*GIVEN INSTRUCTION*. In the data below, locate each line with the word "JSON" and list it.

Rows from a figure dataset:
----------
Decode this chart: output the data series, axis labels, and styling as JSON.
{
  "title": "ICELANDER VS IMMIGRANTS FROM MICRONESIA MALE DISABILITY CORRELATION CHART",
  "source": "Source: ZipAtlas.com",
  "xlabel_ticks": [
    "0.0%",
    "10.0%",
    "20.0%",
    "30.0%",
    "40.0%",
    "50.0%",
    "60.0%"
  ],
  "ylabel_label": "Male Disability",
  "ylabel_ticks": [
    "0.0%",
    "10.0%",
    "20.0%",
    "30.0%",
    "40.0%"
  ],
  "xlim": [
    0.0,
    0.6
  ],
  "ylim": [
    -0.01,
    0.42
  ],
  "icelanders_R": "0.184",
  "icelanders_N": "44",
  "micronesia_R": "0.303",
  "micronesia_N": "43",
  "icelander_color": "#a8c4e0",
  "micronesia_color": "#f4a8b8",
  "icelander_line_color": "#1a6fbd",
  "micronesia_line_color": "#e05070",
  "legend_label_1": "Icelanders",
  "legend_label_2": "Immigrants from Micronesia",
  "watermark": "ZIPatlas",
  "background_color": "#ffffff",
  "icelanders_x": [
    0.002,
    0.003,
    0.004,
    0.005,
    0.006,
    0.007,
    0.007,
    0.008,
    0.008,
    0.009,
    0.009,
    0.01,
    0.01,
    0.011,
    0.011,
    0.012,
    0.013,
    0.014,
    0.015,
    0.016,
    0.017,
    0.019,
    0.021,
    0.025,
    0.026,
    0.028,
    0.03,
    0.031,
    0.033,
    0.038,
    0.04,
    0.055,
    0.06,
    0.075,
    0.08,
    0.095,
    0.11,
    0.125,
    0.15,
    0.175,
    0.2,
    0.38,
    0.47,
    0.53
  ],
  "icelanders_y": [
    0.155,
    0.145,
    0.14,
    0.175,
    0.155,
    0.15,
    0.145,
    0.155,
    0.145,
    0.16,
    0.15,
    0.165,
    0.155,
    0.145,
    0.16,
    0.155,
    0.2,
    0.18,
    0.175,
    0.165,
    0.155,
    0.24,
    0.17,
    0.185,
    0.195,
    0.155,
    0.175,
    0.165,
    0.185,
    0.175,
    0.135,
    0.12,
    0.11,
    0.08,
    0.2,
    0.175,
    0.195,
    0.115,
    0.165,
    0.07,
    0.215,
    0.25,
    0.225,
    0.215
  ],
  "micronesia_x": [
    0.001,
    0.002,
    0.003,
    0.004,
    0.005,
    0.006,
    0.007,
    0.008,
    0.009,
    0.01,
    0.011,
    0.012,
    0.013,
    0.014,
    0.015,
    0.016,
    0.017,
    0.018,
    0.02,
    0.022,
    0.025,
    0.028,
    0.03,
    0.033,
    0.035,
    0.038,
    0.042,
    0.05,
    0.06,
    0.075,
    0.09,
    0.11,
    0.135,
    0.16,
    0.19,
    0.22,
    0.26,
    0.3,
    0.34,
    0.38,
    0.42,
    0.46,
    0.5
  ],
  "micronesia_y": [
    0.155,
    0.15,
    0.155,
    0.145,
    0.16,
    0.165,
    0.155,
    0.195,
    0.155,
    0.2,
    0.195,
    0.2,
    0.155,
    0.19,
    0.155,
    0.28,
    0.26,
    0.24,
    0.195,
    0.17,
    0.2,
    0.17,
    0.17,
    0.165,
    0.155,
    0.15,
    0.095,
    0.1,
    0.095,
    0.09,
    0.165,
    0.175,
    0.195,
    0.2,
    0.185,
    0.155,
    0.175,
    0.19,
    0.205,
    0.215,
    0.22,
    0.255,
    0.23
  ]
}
----------
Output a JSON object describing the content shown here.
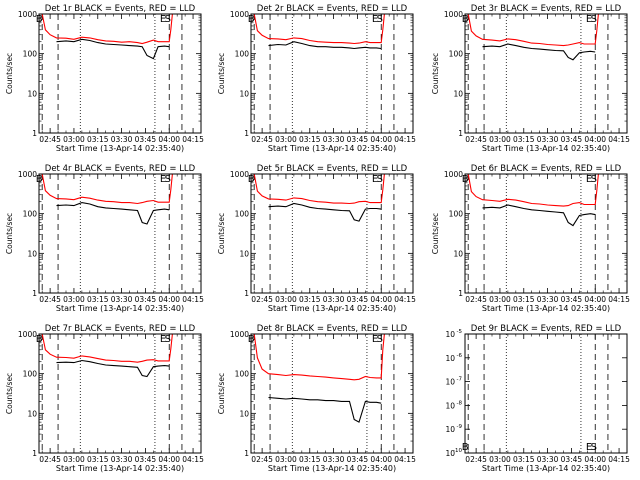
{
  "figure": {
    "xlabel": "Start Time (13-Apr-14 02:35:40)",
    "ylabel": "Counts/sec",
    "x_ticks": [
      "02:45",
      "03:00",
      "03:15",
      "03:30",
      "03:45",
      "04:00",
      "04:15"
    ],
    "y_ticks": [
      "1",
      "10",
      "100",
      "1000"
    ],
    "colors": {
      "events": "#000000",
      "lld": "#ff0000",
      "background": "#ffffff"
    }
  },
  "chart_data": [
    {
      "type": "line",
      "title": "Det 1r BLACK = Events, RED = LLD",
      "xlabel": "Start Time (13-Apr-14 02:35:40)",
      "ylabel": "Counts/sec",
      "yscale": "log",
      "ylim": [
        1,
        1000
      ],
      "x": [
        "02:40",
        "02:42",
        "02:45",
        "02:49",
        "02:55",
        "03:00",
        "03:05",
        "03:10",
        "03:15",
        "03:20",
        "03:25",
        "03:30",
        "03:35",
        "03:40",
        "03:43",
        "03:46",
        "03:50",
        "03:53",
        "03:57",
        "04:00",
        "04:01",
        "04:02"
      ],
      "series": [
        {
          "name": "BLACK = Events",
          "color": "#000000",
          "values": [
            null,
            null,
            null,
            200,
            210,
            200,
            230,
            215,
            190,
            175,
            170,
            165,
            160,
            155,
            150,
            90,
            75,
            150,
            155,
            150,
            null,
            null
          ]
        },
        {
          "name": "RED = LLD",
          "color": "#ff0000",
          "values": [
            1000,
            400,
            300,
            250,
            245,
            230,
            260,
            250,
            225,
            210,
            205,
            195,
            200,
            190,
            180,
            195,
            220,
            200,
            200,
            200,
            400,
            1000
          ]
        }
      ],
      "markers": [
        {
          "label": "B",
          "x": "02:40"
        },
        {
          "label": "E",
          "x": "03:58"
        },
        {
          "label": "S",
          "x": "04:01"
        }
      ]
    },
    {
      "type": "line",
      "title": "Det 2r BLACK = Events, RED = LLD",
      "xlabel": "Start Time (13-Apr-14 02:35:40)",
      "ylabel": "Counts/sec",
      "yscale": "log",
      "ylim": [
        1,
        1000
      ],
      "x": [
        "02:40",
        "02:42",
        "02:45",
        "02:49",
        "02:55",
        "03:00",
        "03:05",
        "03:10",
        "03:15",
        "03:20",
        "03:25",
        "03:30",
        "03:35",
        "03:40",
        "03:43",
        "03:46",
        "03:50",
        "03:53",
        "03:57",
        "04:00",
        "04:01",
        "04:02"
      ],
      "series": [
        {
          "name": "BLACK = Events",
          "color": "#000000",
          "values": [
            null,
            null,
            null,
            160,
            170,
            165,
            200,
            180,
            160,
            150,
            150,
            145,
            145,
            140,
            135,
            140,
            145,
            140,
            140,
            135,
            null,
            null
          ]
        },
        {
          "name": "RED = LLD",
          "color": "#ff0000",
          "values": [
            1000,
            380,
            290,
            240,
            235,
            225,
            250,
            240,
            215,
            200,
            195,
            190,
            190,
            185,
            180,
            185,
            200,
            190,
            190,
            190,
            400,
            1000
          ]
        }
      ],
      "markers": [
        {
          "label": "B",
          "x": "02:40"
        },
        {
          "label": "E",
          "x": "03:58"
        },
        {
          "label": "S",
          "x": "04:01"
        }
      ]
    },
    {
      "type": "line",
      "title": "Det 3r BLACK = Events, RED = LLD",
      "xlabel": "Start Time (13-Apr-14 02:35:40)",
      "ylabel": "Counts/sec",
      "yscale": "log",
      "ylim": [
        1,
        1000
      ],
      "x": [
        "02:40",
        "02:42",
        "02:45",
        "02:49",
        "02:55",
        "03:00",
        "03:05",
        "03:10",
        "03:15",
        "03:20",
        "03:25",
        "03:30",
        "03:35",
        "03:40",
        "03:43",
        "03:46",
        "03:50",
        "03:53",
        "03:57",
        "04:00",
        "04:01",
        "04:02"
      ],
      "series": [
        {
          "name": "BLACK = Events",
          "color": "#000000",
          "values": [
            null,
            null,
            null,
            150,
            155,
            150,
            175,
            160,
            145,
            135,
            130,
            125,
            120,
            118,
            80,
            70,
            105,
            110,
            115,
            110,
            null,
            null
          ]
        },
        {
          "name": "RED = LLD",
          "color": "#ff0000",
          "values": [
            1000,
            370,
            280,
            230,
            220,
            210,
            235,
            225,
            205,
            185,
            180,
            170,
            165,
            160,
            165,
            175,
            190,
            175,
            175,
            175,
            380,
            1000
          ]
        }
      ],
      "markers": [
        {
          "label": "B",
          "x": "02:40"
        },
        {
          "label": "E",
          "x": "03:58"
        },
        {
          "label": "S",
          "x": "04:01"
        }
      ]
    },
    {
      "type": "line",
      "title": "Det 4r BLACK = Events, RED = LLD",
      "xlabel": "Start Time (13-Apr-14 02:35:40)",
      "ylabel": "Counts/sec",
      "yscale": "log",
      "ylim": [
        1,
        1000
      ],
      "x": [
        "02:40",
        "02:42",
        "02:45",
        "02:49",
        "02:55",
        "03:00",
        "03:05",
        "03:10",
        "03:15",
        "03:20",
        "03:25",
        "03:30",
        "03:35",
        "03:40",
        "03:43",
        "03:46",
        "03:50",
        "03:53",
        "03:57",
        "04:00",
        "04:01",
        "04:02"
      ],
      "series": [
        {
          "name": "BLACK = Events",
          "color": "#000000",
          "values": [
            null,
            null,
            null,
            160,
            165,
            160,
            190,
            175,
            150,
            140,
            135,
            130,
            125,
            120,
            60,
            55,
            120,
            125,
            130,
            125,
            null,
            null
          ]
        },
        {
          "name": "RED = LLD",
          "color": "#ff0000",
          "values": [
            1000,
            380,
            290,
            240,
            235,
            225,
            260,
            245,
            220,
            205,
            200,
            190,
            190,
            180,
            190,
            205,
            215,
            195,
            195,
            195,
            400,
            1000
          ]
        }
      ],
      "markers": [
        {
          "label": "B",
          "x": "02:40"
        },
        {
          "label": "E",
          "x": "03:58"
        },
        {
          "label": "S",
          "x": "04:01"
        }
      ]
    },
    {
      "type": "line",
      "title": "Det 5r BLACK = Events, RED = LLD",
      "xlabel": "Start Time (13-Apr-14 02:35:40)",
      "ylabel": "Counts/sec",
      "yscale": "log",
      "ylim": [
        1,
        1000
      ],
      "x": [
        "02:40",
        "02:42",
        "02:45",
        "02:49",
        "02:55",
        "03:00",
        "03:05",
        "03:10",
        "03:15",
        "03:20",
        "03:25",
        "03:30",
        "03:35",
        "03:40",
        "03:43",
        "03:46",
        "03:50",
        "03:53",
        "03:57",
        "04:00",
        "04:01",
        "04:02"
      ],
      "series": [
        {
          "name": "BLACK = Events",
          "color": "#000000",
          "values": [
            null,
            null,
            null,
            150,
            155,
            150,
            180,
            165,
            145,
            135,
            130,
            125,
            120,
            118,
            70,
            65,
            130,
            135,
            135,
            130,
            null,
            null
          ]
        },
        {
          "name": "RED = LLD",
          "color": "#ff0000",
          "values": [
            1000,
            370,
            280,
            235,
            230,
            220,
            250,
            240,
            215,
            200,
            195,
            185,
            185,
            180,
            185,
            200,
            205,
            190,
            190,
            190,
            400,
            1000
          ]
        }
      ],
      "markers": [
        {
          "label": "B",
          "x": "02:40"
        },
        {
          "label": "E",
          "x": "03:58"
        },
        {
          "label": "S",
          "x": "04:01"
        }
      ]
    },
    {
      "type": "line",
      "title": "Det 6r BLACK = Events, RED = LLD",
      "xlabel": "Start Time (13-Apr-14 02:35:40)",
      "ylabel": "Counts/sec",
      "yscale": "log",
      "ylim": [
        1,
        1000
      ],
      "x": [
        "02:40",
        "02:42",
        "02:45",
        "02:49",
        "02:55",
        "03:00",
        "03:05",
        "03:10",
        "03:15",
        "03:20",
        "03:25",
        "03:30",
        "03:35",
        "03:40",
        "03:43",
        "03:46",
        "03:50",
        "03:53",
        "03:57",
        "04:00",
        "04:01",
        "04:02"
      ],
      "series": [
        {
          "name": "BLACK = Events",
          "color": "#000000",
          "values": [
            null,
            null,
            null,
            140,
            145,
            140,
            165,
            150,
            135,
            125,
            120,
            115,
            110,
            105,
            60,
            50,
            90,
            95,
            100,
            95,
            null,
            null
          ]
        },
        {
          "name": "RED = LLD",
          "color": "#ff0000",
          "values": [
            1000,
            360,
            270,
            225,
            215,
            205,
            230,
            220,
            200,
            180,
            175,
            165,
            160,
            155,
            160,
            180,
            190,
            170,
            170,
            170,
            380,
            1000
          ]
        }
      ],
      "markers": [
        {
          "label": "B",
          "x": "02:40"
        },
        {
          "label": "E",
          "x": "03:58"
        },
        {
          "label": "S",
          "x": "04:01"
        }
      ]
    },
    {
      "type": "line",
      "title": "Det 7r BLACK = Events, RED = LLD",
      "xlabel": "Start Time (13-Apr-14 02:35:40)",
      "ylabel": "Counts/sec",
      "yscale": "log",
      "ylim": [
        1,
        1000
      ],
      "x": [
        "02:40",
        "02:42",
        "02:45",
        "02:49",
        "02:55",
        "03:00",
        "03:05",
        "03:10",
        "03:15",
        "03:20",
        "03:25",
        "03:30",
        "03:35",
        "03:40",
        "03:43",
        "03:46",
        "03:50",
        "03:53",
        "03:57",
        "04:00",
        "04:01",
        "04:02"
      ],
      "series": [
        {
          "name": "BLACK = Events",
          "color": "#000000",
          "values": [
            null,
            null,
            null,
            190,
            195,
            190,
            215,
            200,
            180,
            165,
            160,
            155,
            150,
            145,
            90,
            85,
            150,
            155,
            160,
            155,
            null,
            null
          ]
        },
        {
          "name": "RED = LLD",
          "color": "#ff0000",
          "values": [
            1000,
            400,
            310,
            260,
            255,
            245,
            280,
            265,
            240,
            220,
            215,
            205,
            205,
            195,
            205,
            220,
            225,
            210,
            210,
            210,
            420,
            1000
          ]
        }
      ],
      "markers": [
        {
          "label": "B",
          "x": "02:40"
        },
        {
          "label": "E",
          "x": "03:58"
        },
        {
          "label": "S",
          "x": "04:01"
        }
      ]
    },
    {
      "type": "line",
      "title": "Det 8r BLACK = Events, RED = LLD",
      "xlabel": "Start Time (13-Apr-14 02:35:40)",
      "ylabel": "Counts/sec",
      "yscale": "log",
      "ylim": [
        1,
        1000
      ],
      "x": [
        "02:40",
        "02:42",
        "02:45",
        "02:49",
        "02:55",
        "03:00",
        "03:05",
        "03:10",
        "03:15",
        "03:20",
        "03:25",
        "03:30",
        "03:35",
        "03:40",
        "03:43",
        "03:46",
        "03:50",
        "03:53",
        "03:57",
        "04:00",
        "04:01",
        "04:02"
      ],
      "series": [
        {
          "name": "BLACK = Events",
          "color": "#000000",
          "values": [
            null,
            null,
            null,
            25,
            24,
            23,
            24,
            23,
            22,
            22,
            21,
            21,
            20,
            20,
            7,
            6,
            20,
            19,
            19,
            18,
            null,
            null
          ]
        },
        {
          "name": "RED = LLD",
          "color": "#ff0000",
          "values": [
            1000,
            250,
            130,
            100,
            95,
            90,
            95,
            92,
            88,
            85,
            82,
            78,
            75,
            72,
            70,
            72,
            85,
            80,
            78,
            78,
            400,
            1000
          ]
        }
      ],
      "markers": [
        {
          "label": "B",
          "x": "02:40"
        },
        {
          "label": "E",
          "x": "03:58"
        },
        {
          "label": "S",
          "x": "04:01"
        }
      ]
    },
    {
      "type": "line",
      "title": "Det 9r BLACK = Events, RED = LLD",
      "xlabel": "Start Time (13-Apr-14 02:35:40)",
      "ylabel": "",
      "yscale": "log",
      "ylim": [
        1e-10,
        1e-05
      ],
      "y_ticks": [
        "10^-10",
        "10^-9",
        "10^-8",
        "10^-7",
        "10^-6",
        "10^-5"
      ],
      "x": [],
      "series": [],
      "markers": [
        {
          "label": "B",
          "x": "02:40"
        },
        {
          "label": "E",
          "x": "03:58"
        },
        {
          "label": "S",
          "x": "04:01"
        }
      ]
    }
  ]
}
----------
*TASK OUTPUT*.
Decode this chart: output the data series, axis labels, and styling as JSON.
Output a JSON object describing the content shown here.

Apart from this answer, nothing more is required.